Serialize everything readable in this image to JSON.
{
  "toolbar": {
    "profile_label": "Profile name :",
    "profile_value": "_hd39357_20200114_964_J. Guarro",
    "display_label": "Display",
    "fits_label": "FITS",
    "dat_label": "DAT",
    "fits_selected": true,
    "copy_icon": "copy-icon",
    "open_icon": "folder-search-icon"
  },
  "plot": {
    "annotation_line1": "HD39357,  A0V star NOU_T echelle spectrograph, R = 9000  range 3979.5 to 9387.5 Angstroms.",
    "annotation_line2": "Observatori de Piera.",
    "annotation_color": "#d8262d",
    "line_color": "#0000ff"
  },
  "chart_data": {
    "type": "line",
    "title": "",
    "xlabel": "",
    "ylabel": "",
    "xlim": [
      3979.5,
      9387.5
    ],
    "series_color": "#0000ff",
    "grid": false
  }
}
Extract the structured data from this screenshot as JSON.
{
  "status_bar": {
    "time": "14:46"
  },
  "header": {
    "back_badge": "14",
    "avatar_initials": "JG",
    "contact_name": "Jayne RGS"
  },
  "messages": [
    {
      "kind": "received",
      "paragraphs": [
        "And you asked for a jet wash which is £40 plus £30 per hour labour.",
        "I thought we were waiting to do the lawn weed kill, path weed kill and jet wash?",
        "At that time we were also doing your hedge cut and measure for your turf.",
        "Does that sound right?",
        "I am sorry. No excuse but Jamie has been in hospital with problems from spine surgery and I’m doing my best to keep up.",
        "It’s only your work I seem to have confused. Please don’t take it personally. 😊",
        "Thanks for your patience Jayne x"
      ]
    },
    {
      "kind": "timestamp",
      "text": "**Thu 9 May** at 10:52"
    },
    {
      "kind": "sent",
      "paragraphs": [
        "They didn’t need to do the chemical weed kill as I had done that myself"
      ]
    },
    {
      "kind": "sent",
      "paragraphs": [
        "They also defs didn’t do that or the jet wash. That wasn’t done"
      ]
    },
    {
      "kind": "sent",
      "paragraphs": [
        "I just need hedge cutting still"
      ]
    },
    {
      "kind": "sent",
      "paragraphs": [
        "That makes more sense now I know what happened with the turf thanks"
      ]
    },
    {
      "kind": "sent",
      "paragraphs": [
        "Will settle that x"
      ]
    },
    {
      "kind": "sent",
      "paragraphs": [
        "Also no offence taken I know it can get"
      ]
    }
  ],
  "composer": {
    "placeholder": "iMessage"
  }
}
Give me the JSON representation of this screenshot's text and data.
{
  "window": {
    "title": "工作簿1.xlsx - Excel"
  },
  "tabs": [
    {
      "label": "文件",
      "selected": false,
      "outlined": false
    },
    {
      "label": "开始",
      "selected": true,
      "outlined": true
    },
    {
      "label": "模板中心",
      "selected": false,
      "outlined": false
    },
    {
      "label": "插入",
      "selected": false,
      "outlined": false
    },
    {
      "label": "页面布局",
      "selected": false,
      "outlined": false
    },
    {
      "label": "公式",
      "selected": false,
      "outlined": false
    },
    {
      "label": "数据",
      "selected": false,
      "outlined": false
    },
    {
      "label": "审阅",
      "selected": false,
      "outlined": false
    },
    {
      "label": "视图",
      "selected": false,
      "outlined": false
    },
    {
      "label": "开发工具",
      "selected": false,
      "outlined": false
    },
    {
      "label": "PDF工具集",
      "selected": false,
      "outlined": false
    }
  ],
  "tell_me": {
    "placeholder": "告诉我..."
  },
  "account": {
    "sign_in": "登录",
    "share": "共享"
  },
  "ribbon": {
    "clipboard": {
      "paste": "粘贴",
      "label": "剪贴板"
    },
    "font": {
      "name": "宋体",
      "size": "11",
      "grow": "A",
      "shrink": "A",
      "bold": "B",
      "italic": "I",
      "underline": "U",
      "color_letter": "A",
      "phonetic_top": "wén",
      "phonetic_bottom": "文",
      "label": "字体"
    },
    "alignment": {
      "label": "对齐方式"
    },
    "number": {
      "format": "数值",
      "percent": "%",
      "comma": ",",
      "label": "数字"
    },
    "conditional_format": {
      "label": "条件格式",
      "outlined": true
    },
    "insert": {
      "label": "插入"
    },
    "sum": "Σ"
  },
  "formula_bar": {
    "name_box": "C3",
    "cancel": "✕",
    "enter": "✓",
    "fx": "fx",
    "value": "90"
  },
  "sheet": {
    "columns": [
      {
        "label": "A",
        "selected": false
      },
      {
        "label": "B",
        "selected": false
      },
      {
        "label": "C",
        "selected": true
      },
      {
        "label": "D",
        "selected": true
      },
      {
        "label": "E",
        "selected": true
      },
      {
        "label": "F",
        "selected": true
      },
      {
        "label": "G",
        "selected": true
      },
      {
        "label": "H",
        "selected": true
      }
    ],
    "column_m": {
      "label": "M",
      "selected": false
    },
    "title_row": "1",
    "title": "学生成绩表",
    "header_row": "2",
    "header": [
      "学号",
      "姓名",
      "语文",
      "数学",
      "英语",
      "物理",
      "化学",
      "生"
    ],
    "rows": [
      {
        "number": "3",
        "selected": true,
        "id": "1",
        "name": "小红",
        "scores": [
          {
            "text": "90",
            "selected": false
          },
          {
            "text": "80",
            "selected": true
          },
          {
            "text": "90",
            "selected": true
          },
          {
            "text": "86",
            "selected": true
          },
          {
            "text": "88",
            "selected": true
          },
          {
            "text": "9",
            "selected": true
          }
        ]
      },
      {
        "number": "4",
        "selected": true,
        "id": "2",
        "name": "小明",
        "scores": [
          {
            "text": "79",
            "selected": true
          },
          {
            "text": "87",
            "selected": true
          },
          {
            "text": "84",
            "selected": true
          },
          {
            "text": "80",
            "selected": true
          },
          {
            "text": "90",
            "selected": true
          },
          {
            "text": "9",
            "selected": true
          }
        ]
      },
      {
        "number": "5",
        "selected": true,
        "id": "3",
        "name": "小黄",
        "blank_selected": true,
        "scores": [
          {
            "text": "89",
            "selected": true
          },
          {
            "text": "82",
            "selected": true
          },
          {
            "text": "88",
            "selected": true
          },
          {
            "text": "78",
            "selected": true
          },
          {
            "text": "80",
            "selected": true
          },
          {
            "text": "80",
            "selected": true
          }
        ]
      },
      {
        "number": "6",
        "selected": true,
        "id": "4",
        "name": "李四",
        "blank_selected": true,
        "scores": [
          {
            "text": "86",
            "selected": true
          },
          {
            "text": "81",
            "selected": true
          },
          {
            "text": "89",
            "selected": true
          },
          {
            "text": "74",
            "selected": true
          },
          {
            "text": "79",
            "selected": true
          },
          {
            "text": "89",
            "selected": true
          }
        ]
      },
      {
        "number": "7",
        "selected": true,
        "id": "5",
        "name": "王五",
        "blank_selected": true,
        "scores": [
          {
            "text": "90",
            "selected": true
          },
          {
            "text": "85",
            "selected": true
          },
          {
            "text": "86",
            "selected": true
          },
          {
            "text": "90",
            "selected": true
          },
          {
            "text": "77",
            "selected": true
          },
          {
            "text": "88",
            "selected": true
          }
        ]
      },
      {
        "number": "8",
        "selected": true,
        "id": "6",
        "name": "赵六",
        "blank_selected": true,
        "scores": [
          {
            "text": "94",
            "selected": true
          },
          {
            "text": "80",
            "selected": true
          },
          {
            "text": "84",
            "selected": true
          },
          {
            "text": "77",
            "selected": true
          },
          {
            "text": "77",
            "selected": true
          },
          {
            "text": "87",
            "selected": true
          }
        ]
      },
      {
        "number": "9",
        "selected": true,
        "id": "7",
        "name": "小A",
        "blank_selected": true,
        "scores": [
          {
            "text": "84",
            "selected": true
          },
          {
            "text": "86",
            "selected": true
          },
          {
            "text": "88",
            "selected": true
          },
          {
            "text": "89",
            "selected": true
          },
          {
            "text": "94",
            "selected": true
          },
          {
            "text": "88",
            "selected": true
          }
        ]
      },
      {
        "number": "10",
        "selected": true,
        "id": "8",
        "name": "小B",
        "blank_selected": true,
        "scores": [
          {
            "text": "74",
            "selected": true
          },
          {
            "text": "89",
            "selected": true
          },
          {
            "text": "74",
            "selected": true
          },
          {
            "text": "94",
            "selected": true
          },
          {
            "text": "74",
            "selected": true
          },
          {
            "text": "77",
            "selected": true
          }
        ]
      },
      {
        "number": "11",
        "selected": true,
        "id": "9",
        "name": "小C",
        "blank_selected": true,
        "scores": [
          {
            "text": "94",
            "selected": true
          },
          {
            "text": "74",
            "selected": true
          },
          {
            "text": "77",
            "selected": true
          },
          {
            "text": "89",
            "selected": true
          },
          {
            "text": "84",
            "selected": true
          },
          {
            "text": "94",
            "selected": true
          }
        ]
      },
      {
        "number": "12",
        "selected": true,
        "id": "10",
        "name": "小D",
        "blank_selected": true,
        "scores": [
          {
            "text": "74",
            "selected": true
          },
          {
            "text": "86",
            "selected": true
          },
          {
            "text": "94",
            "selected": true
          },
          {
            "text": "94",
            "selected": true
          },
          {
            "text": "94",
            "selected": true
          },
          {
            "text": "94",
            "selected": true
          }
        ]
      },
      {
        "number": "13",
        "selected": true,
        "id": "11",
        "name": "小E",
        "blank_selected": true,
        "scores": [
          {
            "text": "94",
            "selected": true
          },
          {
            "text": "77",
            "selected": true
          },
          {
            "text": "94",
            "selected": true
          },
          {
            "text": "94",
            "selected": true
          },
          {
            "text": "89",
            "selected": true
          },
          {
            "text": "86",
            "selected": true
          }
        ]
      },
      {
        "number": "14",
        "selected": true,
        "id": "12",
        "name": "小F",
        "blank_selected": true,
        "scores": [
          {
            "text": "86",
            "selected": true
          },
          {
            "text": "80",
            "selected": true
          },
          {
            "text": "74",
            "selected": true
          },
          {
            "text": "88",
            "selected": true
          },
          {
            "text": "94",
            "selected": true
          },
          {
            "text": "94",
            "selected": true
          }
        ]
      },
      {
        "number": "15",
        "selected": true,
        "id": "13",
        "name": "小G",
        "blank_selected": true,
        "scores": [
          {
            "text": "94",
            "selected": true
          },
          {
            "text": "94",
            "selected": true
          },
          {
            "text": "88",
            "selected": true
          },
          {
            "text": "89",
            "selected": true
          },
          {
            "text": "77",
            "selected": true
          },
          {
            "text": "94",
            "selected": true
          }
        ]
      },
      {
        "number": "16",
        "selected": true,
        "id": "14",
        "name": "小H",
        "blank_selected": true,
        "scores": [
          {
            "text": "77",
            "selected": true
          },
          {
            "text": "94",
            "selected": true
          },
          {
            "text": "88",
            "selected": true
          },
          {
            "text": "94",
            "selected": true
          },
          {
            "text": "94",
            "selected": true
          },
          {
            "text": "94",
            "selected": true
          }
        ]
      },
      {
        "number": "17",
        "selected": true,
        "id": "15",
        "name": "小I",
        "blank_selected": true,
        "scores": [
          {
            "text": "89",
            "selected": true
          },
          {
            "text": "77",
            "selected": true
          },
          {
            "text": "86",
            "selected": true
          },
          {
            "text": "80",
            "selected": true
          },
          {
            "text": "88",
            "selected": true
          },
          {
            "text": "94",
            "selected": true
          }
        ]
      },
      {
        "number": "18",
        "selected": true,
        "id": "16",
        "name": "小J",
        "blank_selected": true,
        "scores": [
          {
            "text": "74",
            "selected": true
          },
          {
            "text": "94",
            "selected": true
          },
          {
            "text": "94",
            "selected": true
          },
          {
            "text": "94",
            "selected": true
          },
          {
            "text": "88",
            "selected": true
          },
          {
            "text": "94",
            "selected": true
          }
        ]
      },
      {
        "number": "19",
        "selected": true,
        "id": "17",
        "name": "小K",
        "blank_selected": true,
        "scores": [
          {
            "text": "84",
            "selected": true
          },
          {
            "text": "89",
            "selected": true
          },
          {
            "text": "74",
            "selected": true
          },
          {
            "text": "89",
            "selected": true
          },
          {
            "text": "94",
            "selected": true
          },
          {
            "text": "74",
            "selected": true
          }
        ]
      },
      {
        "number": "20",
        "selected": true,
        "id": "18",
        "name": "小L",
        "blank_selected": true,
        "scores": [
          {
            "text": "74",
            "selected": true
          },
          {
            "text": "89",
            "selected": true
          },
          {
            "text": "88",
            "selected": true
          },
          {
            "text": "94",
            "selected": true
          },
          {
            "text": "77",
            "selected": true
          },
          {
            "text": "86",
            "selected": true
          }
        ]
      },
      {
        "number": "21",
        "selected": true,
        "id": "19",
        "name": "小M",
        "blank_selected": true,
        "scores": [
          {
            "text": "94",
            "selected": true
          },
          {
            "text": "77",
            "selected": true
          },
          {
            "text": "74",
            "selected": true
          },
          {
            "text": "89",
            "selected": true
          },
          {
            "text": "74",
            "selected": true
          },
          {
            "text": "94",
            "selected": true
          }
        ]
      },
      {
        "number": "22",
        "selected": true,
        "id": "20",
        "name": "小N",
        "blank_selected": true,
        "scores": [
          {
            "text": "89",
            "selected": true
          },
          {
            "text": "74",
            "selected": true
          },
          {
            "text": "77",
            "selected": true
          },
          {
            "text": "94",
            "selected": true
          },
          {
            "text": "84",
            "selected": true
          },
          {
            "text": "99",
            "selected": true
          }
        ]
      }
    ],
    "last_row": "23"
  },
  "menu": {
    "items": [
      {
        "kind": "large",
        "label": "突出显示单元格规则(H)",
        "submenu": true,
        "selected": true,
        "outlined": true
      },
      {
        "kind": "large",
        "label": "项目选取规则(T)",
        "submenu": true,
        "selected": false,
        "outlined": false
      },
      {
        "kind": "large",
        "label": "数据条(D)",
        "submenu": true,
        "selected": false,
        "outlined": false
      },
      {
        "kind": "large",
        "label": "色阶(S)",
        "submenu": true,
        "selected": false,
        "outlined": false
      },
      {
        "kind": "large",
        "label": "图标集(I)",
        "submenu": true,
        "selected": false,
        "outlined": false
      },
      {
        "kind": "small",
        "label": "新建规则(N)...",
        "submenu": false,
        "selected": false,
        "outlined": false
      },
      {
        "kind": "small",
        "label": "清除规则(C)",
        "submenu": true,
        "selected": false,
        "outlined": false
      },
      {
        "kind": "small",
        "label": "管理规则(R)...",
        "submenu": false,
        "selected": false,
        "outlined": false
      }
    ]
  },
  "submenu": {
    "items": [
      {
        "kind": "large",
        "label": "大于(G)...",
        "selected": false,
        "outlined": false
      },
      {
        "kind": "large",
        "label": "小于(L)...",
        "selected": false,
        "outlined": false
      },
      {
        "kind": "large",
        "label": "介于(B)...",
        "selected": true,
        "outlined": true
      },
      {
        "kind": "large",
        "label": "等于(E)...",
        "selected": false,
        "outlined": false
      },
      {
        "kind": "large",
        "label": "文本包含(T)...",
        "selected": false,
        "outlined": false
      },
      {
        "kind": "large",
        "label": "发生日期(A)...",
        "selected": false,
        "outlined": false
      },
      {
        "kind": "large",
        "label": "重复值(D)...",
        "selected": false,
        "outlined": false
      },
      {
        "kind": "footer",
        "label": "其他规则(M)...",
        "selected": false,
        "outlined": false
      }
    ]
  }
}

**What you are asked to do**
Find every line that holds "weed" and copy it.

**Exercise answer**
        "I thought we were waiting to do the lawn weed kill, path weed kill and jet wash?",
        "They didn’t need to do the chemical weed kill as I had done that myself"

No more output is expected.